Goal
All of the material should be reproduced exactly, with pictures left out.

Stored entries

···

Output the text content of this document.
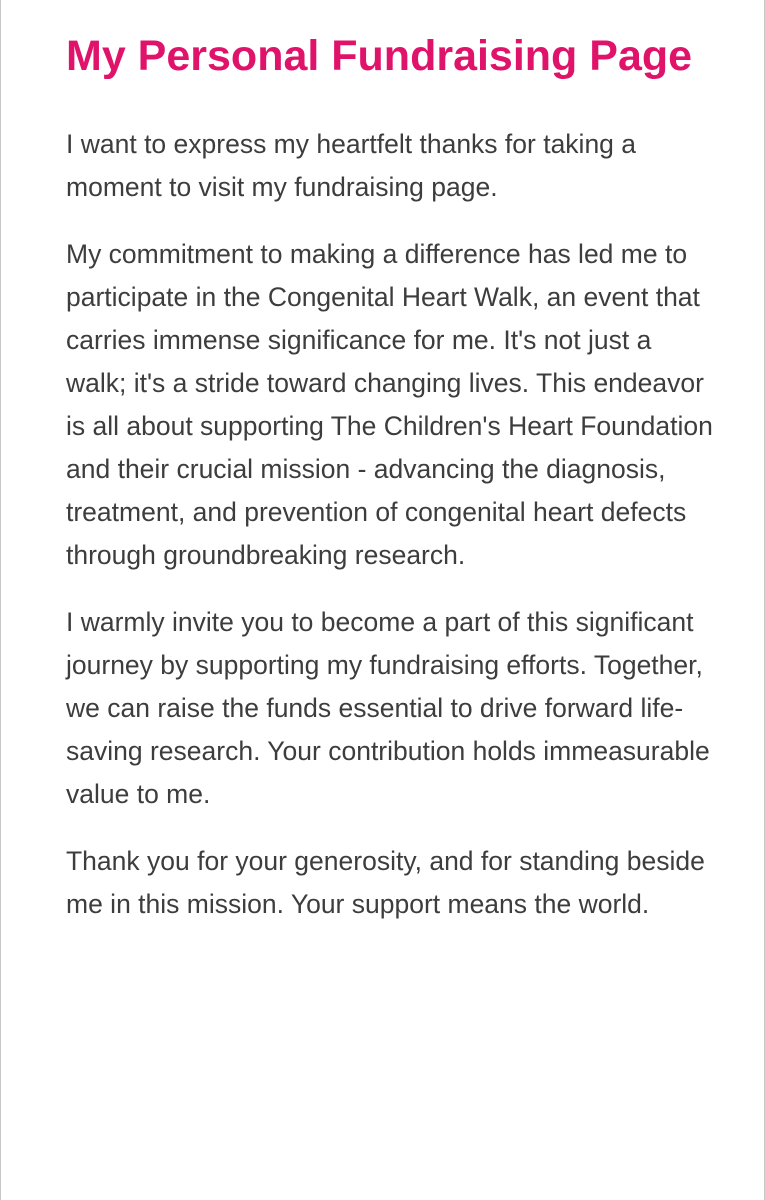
My Personal Fundraising Page

I want to express my heartfelt thanks for taking a moment to visit my fundraising page.

My commitment to making a difference has led me to participate in the Congenital Heart Walk, an event that carries immense significance for me. It's not just a walk; it's a stride toward changing lives. This endeavor is all about supporting The Children's Heart Foundation and their crucial mission - advancing the diagnosis, treatment, and prevention of congenital heart defects through groundbreaking research.

I warmly invite you to become a part of this significant journey by supporting my fundraising efforts. Together, we can raise the funds essential to drive forward life-saving research. Your contribution holds immeasurable value to me.

Thank you for your generosity, and for standing beside me in this mission. Your support means the world.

···

Task output
Output the text content of this document.
My Personal Fundraising Page

I want to express my heartfelt thanks for taking a moment to visit my fundraising page.

My commitment to making a difference has led me to participate in the Congenital Heart Walk, an event that carries immense significance for me. It's not just a walk; it's a stride toward changing lives. This endeavor is all about supporting The Children's Heart Foundation and their crucial mission - advancing the diagnosis, treatment, and prevention of congenital heart defects through groundbreaking research.

I warmly invite you to become a part of this significant journey by supporting my fundraising efforts. Together, we can raise the funds essential to drive forward life-saving research. Your contribution holds immeasurable value to me.

Thank you for your generosity, and for standing beside me in this mission. Your support means the world.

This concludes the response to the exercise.